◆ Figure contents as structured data
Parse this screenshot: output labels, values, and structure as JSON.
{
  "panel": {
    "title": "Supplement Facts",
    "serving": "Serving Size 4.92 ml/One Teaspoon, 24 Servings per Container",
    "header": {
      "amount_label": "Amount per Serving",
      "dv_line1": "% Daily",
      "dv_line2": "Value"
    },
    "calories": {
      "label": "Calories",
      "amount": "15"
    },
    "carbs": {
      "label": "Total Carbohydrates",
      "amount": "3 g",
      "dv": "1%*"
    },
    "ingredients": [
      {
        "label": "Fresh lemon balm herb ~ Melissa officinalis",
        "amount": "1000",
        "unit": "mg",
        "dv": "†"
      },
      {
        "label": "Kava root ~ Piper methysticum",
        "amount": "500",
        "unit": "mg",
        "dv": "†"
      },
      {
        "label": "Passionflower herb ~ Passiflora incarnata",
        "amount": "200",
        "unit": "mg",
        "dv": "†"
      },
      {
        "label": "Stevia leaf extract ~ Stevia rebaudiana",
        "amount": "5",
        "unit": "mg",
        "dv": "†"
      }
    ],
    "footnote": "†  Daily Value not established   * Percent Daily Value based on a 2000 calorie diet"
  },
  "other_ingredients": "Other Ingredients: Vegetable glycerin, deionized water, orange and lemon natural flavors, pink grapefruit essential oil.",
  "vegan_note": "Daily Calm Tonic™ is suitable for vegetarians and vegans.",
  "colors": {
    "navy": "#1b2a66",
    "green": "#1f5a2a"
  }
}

◆ Requirements
Copy every line of the records word for word.

◆ Response to this task
Parse this screenshot: output labels, values, and structure as JSON.
{
  "panel": {
    "title": "Supplement Facts",
    "serving": "Serving Size 4.92 ml/One Teaspoon, 24 Servings per Container",
    "header": {
      "amount_label": "Amount per Serving",
      "dv_line1": "% Daily",
      "dv_line2": "Value"
    },
    "calories": {
      "label": "Calories",
      "amount": "15"
    },
    "carbs": {
      "label": "Total Carbohydrates",
      "amount": "3 g",
      "dv": "1%*"
    },
    "ingredients": [
      {
        "label": "Fresh lemon balm herb ~ Melissa officinalis",
        "amount": "1000",
        "unit": "mg",
        "dv": "†"
      },
      {
        "label": "Kava root ~ Piper methysticum",
        "amount": "500",
        "unit": "mg",
        "dv": "†"
      },
      {
        "label": "Passionflower herb ~ Passiflora incarnata",
        "amount": "200",
        "unit": "mg",
        "dv": "†"
      },
      {
        "label": "Stevia leaf extract ~ Stevia rebaudiana",
        "amount": "5",
        "unit": "mg",
        "dv": "†"
      }
    ],
    "footnote": "†  Daily Value not established   * Percent Daily Value based on a 2000 calorie diet"
  },
  "other_ingredients": "Other Ingredients: Vegetable glycerin, deionized water, orange and lemon natural flavors, pink grapefruit essential oil.",
  "vegan_note": "Daily Calm Tonic™ is suitable for vegetarians and vegans.",
  "colors": {
    "navy": "#1b2a66",
    "green": "#1f5a2a"
  }
}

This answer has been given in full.